=== EXERCISE DESCRIPTION ===
Track down each line that has the word "shade" and copy it.

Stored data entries
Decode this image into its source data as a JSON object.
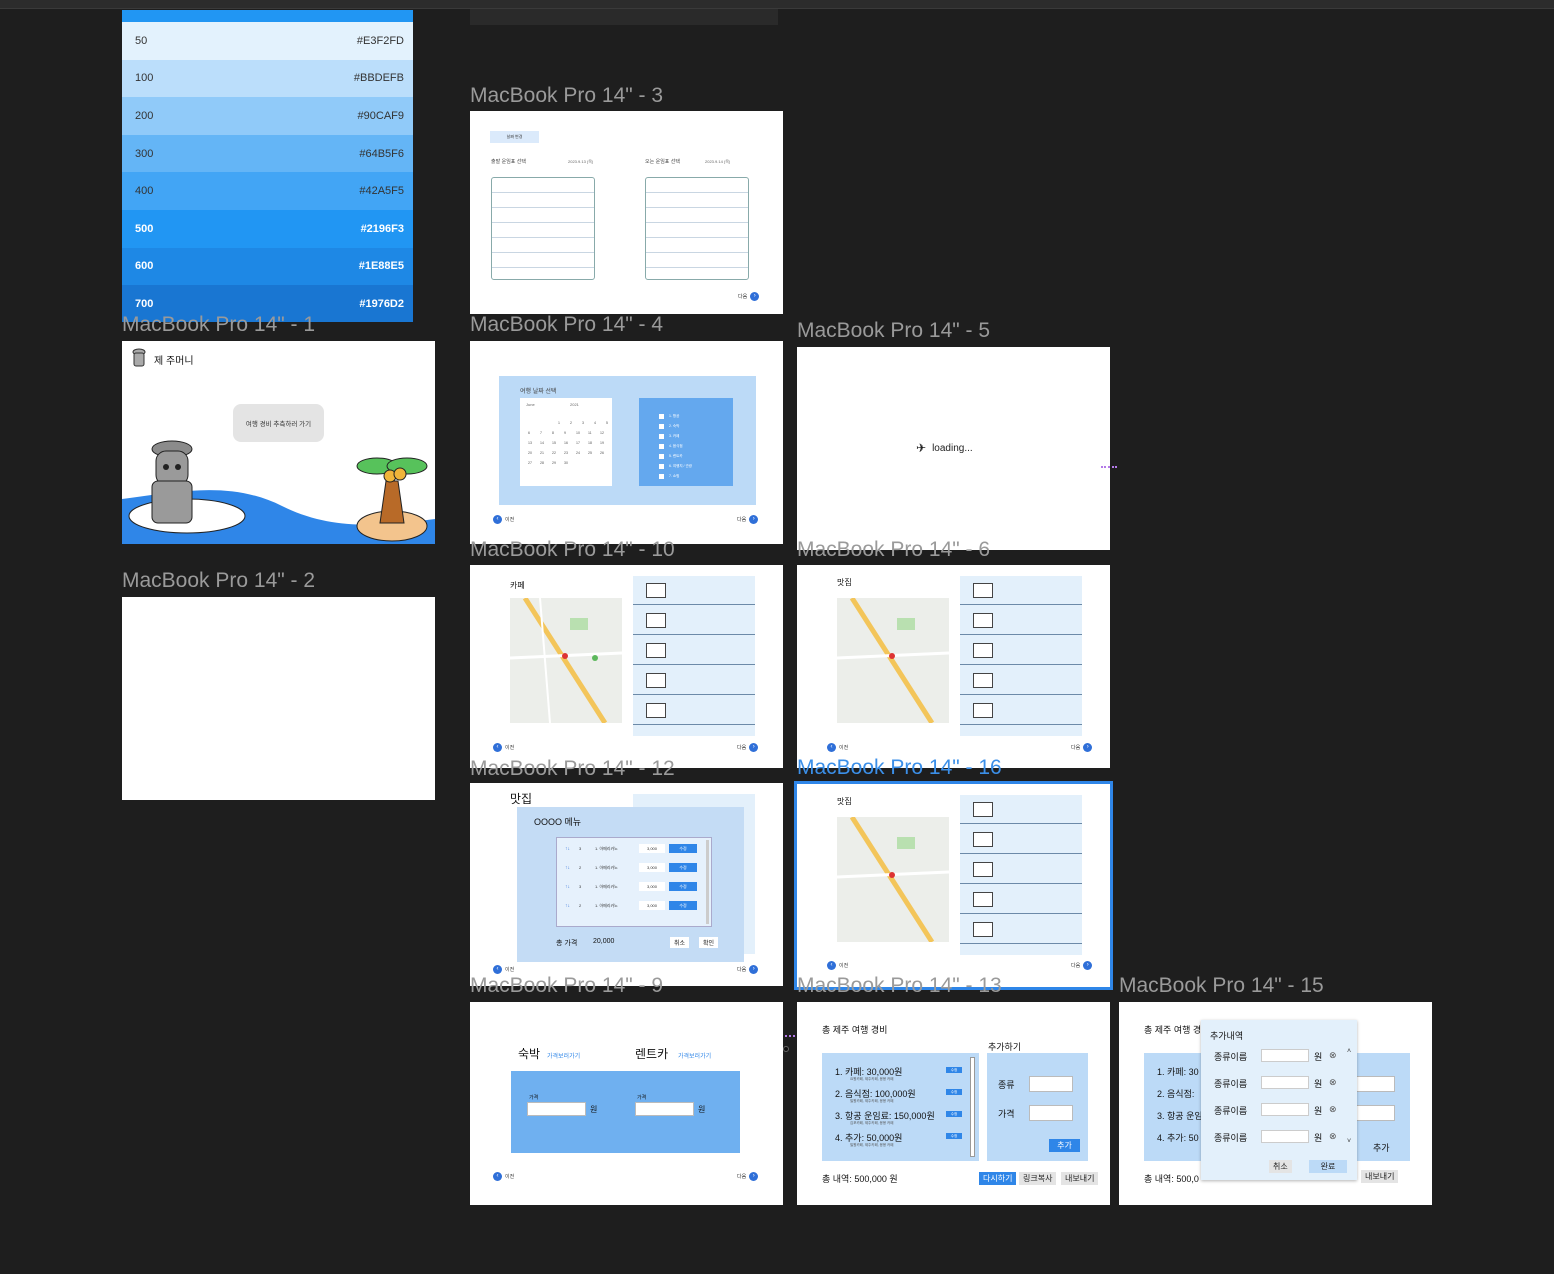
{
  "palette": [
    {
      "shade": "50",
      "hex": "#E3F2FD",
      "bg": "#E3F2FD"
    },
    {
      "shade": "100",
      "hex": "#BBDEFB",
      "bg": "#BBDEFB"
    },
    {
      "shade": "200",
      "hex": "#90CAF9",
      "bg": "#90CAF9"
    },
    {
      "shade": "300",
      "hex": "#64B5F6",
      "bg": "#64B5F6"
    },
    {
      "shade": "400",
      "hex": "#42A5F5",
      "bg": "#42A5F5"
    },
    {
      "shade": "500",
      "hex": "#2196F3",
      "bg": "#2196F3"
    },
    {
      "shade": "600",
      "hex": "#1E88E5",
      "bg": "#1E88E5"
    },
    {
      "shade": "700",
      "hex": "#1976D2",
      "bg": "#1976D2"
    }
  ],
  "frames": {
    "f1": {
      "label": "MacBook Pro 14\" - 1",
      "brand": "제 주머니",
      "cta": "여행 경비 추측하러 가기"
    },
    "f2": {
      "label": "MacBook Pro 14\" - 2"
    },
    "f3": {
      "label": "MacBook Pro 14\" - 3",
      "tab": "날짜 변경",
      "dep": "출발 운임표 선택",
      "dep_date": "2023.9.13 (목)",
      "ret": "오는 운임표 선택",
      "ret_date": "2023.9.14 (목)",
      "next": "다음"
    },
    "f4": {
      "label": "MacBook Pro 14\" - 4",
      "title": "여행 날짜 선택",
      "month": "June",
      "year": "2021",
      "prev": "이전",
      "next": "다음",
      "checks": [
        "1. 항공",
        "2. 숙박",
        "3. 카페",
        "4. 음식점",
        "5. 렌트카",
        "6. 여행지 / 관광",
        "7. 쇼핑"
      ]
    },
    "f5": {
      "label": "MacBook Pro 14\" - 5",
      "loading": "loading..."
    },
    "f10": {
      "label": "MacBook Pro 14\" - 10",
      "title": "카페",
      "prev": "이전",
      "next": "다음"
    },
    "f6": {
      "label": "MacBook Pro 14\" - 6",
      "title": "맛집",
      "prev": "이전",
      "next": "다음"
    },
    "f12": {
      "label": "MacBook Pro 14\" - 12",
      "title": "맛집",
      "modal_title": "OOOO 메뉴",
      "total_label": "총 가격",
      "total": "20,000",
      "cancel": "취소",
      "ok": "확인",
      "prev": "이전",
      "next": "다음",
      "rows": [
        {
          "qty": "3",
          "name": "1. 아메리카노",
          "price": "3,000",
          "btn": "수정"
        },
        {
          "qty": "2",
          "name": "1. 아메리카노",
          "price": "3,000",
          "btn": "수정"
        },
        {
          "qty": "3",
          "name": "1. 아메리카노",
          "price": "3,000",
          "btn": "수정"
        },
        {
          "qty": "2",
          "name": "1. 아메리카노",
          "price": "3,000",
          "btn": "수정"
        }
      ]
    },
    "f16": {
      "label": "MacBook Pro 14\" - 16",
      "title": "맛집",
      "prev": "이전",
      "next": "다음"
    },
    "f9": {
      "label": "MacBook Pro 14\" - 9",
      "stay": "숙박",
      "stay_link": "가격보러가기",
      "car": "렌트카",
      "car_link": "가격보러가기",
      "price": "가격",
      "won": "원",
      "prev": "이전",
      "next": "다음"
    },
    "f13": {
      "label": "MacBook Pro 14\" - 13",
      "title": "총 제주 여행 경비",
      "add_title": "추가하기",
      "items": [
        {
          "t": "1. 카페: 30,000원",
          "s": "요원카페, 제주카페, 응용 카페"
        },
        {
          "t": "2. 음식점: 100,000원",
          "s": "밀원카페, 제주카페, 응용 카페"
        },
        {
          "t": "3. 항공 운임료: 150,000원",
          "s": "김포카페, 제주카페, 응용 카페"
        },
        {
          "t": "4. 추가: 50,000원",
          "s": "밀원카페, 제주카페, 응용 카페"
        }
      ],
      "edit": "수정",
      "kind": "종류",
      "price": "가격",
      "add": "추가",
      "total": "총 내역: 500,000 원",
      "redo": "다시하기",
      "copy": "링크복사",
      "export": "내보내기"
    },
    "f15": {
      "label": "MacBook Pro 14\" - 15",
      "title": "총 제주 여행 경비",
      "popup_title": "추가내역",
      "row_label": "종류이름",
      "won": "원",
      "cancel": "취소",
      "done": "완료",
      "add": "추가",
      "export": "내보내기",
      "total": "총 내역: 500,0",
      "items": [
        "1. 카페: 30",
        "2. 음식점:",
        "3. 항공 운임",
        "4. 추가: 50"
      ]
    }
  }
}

=== CORRECT RESULT ===
      "shade": "50",
      "shade": "100",
      "shade": "200",
      "shade": "300",
      "shade": "400",
      "shade": "500",
      "shade": "600",
      "shade": "700",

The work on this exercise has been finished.